[MATERIAL PROVIDED]:
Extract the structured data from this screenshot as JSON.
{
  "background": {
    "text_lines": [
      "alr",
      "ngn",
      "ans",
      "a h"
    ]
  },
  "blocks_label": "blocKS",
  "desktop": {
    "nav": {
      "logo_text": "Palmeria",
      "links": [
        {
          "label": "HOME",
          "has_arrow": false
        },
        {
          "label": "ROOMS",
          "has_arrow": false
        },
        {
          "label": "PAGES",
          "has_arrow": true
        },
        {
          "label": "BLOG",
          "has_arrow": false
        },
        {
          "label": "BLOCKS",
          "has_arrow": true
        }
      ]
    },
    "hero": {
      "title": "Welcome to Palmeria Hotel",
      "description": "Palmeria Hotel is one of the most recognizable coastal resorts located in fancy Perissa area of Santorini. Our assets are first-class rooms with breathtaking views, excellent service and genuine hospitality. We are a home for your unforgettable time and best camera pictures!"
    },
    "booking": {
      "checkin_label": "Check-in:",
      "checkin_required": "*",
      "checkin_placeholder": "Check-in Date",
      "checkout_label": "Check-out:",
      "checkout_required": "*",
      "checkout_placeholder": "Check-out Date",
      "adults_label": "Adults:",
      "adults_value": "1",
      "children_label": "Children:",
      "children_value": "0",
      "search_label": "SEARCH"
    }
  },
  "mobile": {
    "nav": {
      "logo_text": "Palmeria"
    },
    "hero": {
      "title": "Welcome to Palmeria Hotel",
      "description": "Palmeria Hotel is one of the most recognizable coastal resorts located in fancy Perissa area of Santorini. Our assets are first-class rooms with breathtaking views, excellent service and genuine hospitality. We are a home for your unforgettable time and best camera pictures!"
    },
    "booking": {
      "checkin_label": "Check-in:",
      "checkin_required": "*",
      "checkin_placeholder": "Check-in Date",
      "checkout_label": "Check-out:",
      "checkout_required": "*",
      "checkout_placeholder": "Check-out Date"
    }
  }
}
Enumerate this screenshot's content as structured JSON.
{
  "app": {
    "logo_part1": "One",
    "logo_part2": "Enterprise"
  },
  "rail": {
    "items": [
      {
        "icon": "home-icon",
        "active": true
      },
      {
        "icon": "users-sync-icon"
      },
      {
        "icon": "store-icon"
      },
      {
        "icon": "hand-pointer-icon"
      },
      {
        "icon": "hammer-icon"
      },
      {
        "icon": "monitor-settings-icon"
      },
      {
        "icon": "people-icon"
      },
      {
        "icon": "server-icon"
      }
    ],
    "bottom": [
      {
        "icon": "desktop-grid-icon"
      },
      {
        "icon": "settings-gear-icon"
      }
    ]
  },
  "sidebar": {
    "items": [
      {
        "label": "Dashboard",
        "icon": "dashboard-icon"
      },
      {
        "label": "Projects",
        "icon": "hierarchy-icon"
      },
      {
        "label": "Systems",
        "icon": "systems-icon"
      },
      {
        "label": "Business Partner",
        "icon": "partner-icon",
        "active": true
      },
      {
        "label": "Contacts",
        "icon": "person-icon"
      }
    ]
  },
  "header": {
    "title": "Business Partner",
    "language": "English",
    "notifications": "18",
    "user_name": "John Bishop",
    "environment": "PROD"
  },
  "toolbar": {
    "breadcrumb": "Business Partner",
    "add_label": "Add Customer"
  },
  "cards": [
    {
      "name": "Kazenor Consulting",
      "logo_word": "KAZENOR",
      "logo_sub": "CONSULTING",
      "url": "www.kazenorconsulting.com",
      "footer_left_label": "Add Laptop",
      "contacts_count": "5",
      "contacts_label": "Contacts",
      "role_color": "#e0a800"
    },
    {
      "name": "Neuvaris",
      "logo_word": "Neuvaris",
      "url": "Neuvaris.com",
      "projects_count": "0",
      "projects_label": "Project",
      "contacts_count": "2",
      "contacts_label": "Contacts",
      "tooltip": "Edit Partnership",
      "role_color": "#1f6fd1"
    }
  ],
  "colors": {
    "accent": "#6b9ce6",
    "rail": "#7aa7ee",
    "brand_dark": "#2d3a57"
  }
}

[THE TASK]: Among the lines of the material, find those that hold the word "this" and copy them.

[EXERCISE RESULT]:
Extract the structured data from this screenshot as JSON.
Enumerate this screenshot's content as structured JSON.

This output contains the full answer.